▽

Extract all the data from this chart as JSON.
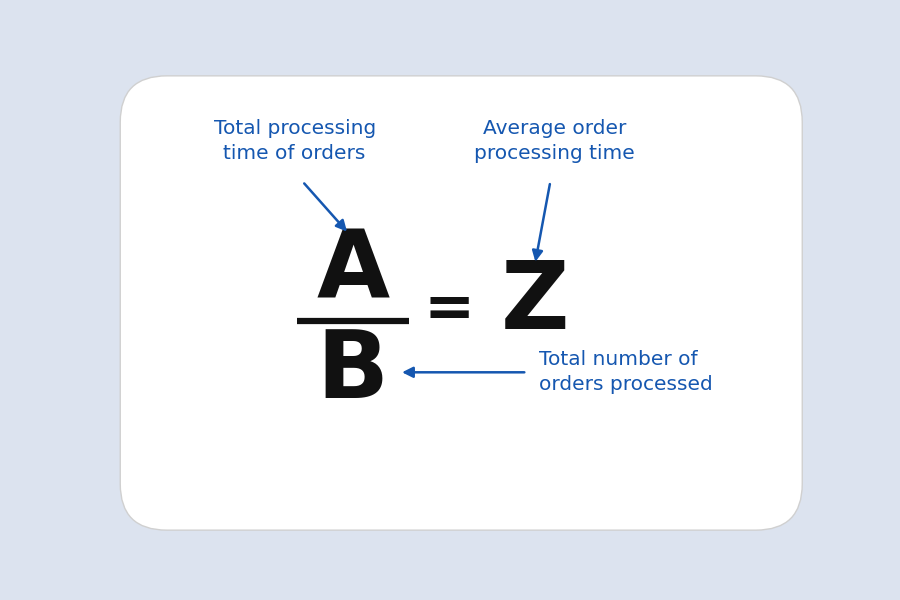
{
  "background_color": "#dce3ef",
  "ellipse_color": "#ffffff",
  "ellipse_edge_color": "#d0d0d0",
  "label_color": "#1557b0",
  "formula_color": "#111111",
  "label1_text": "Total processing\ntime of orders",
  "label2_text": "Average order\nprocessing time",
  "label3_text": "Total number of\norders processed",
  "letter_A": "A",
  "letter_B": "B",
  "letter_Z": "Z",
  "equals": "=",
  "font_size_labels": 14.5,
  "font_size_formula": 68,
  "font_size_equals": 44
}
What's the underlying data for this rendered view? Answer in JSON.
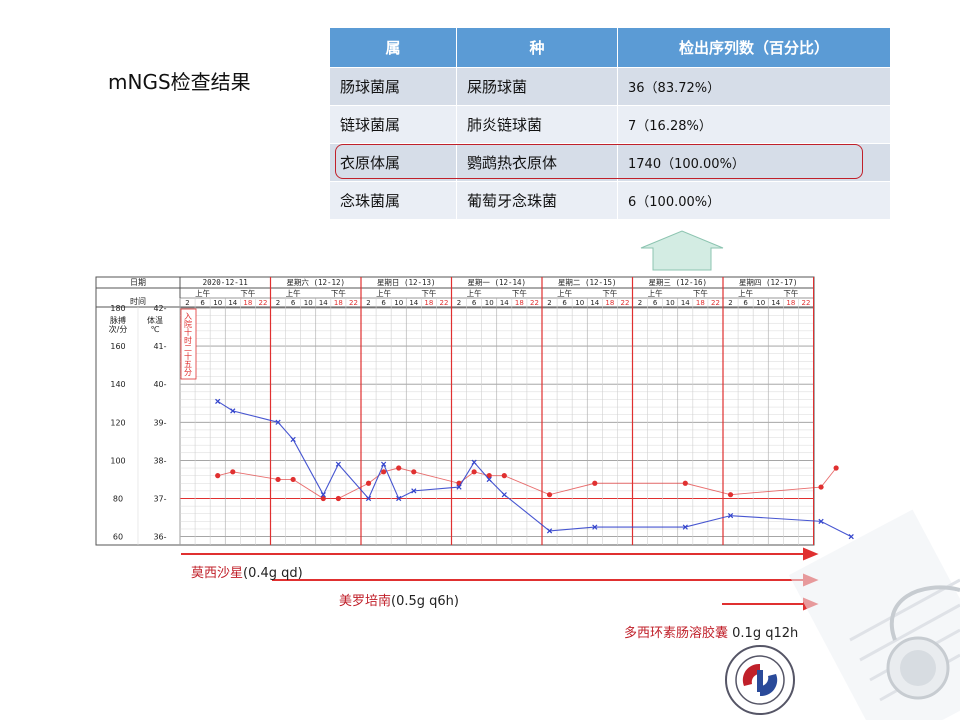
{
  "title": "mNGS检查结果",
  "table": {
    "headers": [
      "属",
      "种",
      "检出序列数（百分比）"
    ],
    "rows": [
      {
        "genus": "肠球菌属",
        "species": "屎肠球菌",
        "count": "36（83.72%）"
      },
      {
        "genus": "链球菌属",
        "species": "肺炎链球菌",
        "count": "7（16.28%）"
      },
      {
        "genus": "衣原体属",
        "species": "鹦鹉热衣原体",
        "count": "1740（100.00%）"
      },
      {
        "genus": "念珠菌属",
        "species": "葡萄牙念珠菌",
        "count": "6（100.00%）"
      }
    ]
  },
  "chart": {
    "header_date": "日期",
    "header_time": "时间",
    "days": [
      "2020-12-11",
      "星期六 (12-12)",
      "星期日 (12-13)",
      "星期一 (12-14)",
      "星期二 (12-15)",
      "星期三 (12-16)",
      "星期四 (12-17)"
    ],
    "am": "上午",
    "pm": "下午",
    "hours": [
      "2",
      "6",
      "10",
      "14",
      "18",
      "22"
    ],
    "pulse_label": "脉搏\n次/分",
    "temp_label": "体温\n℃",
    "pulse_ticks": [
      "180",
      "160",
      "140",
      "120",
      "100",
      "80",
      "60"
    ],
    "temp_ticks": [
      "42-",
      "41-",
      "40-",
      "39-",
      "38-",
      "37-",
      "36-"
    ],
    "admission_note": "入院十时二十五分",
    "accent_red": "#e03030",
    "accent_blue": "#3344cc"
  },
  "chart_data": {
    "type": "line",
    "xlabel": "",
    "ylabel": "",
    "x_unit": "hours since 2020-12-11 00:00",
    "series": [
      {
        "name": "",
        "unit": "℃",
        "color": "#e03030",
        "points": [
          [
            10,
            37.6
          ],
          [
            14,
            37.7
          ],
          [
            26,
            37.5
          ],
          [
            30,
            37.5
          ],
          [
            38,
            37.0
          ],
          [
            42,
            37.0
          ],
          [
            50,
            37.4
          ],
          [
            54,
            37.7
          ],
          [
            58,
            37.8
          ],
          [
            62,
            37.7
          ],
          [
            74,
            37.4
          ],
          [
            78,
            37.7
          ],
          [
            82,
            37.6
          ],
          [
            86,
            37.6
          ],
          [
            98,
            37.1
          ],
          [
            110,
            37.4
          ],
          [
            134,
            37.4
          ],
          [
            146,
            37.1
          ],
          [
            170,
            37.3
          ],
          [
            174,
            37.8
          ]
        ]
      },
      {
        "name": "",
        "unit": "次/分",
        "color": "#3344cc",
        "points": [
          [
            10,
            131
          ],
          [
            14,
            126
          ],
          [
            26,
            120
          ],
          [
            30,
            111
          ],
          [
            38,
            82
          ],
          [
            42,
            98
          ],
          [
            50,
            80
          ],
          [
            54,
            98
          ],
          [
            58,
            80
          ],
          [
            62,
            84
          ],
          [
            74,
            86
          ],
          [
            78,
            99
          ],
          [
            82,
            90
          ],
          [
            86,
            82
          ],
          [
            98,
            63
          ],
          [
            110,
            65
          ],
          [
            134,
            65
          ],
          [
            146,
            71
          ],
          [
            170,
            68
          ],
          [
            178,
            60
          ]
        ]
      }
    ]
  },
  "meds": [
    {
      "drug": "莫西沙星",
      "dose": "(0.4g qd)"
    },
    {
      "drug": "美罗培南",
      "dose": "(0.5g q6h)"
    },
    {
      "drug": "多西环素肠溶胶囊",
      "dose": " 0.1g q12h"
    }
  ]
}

△

Extract the text of all the records above verbatim, excluding pictures.

● Written solution
Extract all the data from this chart as JSON.
{
  "background_color": "#dce3ef",
  "ellipse_color": "#ffffff",
  "ellipse_edge_color": "#d0d0d0",
  "label_color": "#1557b0",
  "formula_color": "#111111",
  "label1_text": "Total processing\ntime of orders",
  "label2_text": "Average order\nprocessing time",
  "label3_text": "Total number of\norders processed",
  "letter_A": "A",
  "letter_B": "B",
  "letter_Z": "Z",
  "equals": "=",
  "font_size_labels": 14.5,
  "font_size_formula": 68,
  "font_size_equals": 44
}
What's the underlying data for this rendered view? Answer in JSON.
{
  "title": "mNGS检查结果",
  "table": {
    "headers": [
      "属",
      "种",
      "检出序列数（百分比）"
    ],
    "rows": [
      {
        "genus": "肠球菌属",
        "species": "屎肠球菌",
        "count": "36（83.72%）"
      },
      {
        "genus": "链球菌属",
        "species": "肺炎链球菌",
        "count": "7（16.28%）"
      },
      {
        "genus": "衣原体属",
        "species": "鹦鹉热衣原体",
        "count": "1740（100.00%）"
      },
      {
        "genus": "念珠菌属",
        "species": "葡萄牙念珠菌",
        "count": "6（100.00%）"
      }
    ]
  },
  "chart": {
    "header_date": "日期",
    "header_time": "时间",
    "days": [
      "2020-12-11",
      "星期六 (12-12)",
      "星期日 (12-13)",
      "星期一 (12-14)",
      "星期二 (12-15)",
      "星期三 (12-16)",
      "星期四 (12-17)"
    ],
    "am": "上午",
    "pm": "下午",
    "hours": [
      "2",
      "6",
      "10",
      "14",
      "18",
      "22"
    ],
    "pulse_label": "脉搏\n次/分",
    "temp_label": "体温\n℃",
    "pulse_ticks": [
      "180",
      "160",
      "140",
      "120",
      "100",
      "80",
      "60"
    ],
    "temp_ticks": [
      "42-",
      "41-",
      "40-",
      "39-",
      "38-",
      "37-",
      "36-"
    ],
    "admission_note": "入院十时二十五分",
    "accent_red": "#e03030",
    "accent_blue": "#3344cc"
  },
  "chart_data": {
    "type": "line",
    "xlabel": "",
    "ylabel": "",
    "x_unit": "hours since 2020-12-11 00:00",
    "series": [
      {
        "name": "",
        "unit": "℃",
        "color": "#e03030",
        "points": [
          [
            10,
            37.6
          ],
          [
            14,
            37.7
          ],
          [
            26,
            37.5
          ],
          [
            30,
            37.5
          ],
          [
            38,
            37.0
          ],
          [
            42,
            37.0
          ],
          [
            50,
            37.4
          ],
          [
            54,
            37.7
          ],
          [
            58,
            37.8
          ],
          [
            62,
            37.7
          ],
          [
            74,
            37.4
          ],
          [
            78,
            37.7
          ],
          [
            82,
            37.6
          ],
          [
            86,
            37.6
          ],
          [
            98,
            37.1
          ],
          [
            110,
            37.4
          ],
          [
            134,
            37.4
          ],
          [
            146,
            37.1
          ],
          [
            170,
            37.3
          ],
          [
            174,
            37.8
          ]
        ]
      },
      {
        "name": "",
        "unit": "次/分",
        "color": "#3344cc",
        "points": [
          [
            10,
            131
          ],
          [
            14,
            126
          ],
          [
            26,
            120
          ],
          [
            30,
            111
          ],
          [
            38,
            82
          ],
          [
            42,
            98
          ],
          [
            50,
            80
          ],
          [
            54,
            98
          ],
          [
            58,
            80
          ],
          [
            62,
            84
          ],
          [
            74,
            86
          ],
          [
            78,
            99
          ],
          [
            82,
            90
          ],
          [
            86,
            82
          ],
          [
            98,
            63
          ],
          [
            110,
            65
          ],
          [
            134,
            65
          ],
          [
            146,
            71
          ],
          [
            170,
            68
          ],
          [
            178,
            60
          ]
        ]
      }
    ]
  },
  "meds": [
    {
      "drug": "莫西沙星",
      "dose": "(0.4g qd)"
    },
    {
      "drug": "美罗培南",
      "dose": "(0.5g q6h)"
    },
    {
      "drug": "多西环素肠溶胶囊",
      "dose": " 0.1g q12h"
    }
  ]
}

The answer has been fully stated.